(Task objective): Count every line that includes the string "Enrichment" in the entries that follow. Nothing besides the number is needed.

(Collected data entries)
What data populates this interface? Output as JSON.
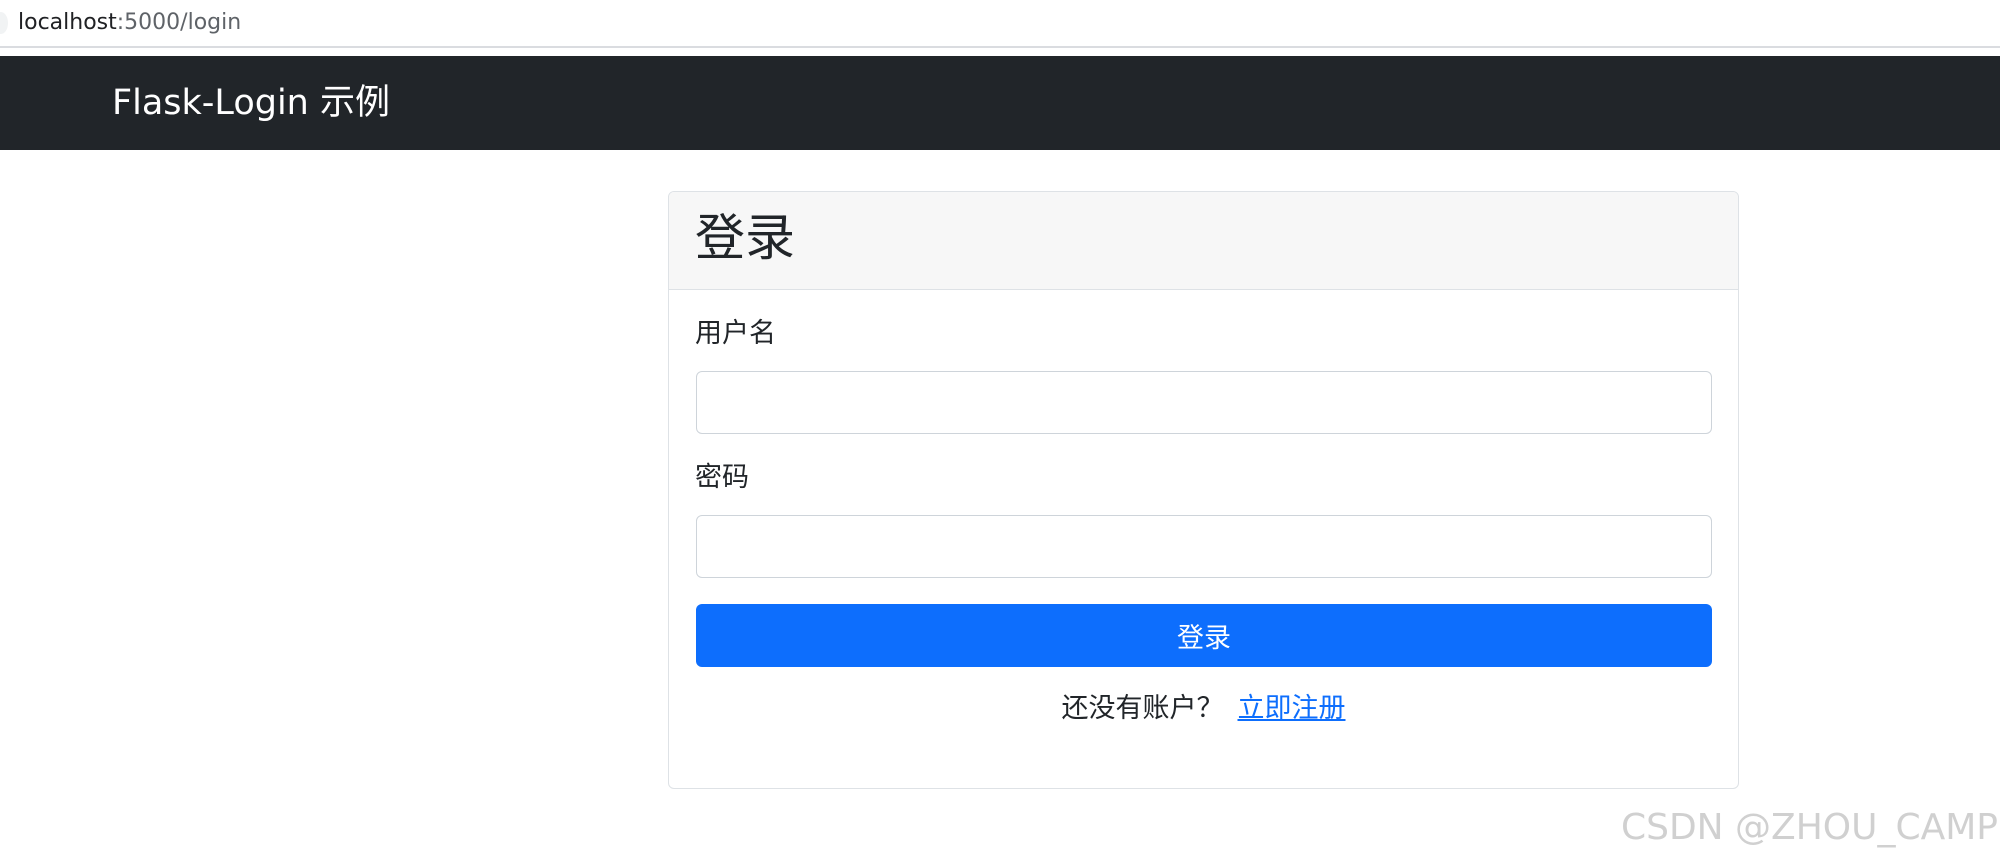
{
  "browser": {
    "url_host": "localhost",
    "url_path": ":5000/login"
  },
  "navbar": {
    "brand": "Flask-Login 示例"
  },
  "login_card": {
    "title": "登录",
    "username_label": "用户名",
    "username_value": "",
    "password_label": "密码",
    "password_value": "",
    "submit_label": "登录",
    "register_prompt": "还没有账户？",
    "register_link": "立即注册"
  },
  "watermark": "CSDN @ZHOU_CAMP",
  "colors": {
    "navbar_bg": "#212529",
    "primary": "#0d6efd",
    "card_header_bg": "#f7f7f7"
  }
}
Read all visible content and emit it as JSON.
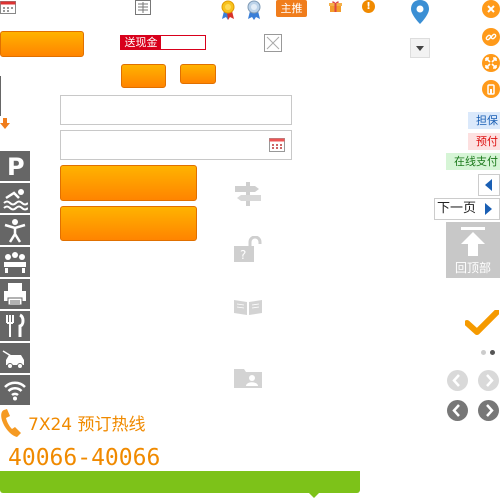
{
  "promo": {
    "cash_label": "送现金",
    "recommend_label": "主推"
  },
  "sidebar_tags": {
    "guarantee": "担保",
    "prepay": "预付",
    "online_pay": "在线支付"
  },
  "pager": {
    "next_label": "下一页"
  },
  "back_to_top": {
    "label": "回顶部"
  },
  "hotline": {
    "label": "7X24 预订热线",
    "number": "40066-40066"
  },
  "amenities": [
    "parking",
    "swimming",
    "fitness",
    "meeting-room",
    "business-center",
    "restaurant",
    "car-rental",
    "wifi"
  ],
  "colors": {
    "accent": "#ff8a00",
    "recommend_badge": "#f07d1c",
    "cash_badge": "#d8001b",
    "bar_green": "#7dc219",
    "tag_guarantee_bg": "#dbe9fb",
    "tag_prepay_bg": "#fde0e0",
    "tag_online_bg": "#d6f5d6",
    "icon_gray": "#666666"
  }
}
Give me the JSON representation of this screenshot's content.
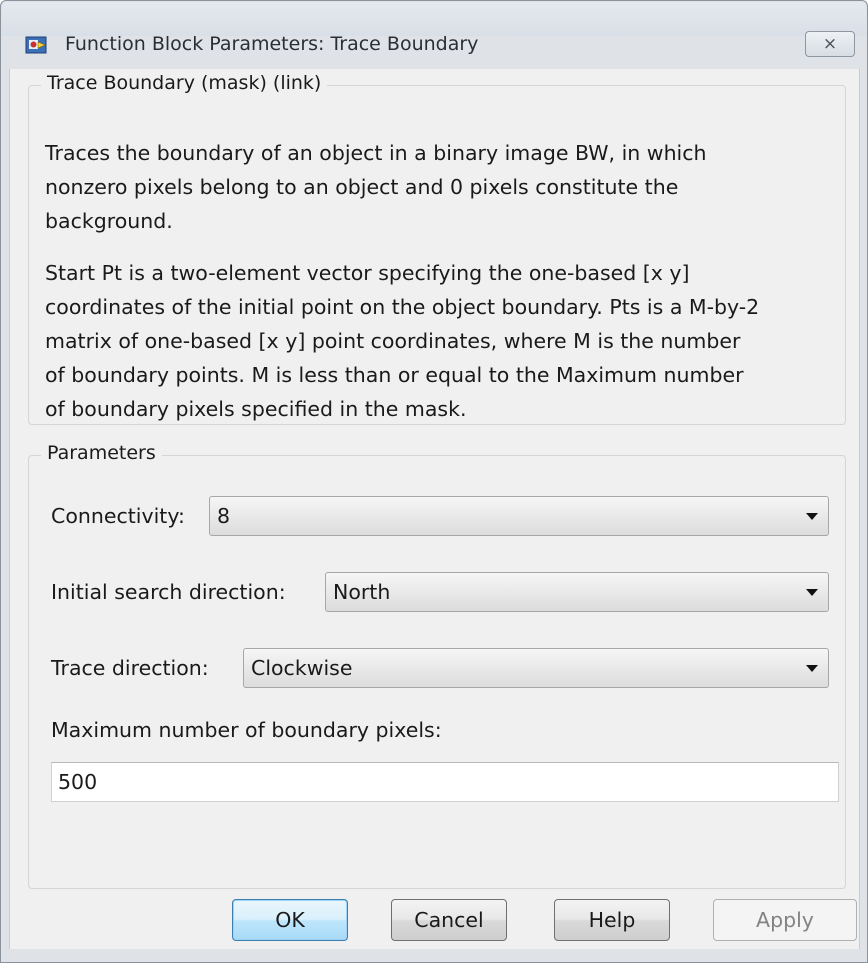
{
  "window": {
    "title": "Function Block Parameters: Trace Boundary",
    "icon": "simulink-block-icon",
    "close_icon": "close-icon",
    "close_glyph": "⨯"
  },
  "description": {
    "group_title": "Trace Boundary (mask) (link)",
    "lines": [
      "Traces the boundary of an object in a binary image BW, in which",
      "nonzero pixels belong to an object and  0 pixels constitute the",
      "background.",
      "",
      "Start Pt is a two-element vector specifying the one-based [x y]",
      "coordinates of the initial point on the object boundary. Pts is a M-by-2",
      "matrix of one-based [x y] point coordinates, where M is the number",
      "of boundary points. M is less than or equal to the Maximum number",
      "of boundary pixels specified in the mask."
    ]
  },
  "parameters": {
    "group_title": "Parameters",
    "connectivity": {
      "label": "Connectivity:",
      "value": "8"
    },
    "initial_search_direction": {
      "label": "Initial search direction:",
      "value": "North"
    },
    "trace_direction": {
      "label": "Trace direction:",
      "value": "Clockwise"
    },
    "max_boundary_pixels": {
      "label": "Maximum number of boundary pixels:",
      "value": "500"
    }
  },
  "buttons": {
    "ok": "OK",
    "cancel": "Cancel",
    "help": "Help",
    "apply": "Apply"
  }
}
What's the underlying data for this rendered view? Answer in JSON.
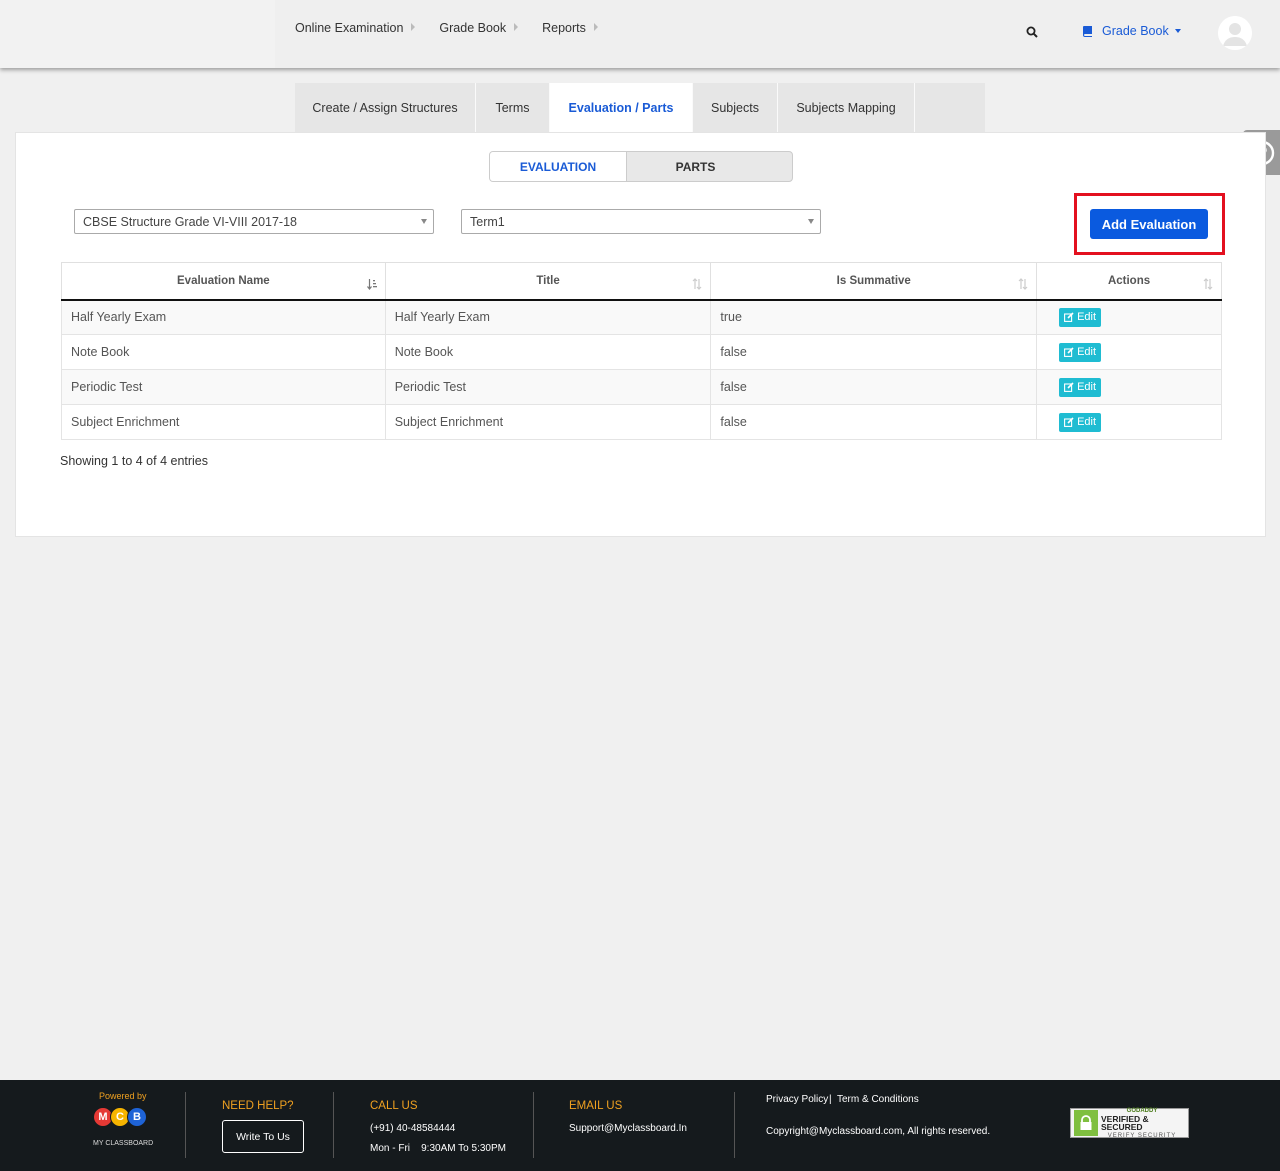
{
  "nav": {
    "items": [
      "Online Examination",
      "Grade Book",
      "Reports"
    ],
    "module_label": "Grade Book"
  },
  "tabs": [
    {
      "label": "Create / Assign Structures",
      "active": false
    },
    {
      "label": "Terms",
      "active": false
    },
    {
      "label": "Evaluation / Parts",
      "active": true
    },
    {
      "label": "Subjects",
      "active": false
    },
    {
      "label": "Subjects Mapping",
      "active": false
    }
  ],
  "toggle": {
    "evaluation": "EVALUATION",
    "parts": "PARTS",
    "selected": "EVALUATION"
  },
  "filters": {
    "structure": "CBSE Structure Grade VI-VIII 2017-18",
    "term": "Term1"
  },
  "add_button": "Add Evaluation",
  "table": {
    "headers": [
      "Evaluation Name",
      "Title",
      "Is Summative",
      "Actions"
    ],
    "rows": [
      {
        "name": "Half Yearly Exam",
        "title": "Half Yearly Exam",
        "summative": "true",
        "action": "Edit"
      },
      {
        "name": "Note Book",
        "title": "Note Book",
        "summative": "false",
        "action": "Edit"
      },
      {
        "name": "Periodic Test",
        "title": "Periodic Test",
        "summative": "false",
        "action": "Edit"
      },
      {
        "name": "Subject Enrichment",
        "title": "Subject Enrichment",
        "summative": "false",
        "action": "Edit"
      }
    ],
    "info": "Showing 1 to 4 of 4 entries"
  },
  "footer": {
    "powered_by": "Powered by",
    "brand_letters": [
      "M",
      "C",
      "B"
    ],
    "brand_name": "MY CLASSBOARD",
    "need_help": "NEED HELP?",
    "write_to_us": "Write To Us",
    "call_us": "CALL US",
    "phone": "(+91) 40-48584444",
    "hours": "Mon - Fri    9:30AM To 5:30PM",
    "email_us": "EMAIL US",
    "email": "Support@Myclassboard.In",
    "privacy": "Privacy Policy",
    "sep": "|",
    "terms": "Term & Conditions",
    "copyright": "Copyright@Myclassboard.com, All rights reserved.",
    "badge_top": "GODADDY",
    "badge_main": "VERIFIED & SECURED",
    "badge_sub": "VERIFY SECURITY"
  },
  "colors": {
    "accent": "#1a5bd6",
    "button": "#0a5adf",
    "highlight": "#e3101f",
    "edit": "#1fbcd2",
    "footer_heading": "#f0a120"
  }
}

(In response): 2